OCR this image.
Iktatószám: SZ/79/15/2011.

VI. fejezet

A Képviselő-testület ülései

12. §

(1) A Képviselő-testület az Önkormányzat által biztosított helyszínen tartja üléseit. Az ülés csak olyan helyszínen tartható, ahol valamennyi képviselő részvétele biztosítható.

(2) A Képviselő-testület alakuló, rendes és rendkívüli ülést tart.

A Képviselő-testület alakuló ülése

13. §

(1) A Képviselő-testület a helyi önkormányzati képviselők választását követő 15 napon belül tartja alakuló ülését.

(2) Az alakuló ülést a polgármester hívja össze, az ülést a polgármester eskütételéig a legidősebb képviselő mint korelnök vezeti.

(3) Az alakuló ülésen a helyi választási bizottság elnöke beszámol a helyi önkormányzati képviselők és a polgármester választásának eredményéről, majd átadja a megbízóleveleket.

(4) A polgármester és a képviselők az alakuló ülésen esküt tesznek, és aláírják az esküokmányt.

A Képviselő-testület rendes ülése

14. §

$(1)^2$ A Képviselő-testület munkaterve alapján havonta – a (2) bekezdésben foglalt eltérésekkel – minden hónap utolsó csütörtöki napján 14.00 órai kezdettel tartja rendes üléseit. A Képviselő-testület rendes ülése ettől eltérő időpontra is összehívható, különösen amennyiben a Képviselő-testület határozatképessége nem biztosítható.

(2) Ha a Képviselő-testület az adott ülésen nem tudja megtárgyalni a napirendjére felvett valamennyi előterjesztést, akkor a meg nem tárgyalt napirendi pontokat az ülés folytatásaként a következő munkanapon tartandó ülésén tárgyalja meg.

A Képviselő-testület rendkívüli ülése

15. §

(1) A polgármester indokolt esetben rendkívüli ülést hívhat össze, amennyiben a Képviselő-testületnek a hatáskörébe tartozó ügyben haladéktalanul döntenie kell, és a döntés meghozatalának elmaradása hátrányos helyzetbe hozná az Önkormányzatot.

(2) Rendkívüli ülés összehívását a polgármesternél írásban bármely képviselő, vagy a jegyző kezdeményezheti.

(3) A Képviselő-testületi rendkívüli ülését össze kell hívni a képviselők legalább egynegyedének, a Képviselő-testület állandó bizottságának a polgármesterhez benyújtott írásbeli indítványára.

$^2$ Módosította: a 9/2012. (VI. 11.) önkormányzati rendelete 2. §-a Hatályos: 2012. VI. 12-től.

--*--

◆ Given exercise
Give an exact repetition of all the material.

◆ Right answer
OCR this image.
Iktatószám: SZ/79/15/2011.

VI. fejezet

A Képviselő-testület ülései

12. §

(1) A Képviselő-testület az Önkormányzat által biztosított helyszínen tartja üléseit. Az ülés csak olyan helyszínen tartható, ahol valamennyi képviselő részvétele biztosítható.

(2) A Képviselő-testület alakuló, rendes és rendkívüli ülést tart.

A Képviselő-testület alakuló ülése

13. §

(1) A Képviselő-testület a helyi önkormányzati képviselők választását követő 15 napon belül tartja alakuló ülését.

(2) Az alakuló ülést a polgármester hívja össze, az ülést a polgármester eskütételéig a legidősebb képviselő mint korelnök vezeti.

(3) Az alakuló ülésen a helyi választási bizottság elnöke beszámol a helyi önkormányzati képviselők és a polgármester választásának eredményéről, majd átadja a megbízóleveleket.

(4) A polgármester és a képviselők az alakuló ülésen esküt tesznek, és aláírják az esküokmányt.

A Képviselő-testület rendes ülése

14. §

$(1)^2$ A Képviselő-testület munkaterve alapján havonta – a (2) bekezdésben foglalt eltérésekkel – minden hónap utolsó csütörtöki napján 14.00 órai kezdettel tartja rendes üléseit. A Képviselő-testület rendes ülése ettől eltérő időpontra is összehívható, különösen amennyiben a Képviselő-testület határozatképessége nem biztosítható.

(2) Ha a Képviselő-testület az adott ülésen nem tudja megtárgyalni a napirendjére felvett valamennyi előterjesztést, akkor a meg nem tárgyalt napirendi pontokat az ülés folytatásaként a következő munkanapon tartandó ülésén tárgyalja meg.

A Képviselő-testület rendkívüli ülése

15. §

(1) A polgármester indokolt esetben rendkívüli ülést hívhat össze, amennyiben a Képviselő-testületnek a hatáskörébe tartozó ügyben haladéktalanul döntenie kell, és a döntés meghozatalának elmaradása hátrányos helyzetbe hozná az Önkormányzatot.

(2) Rendkívüli ülés összehívását a polgármesternél írásban bármely képviselő, vagy a jegyző kezdeményezheti.

(3) A Képviselő-testületi rendkívüli ülését össze kell hívni a képviselők legalább egynegyedének, a Képviselő-testület állandó bizottságának a polgármesterhez benyújtott írásbeli indítványára.

$^2$ Módosította: a 9/2012. (VI. 11.) önkormányzati rendelete 2. §-a Hatályos: 2012. VI. 12-től.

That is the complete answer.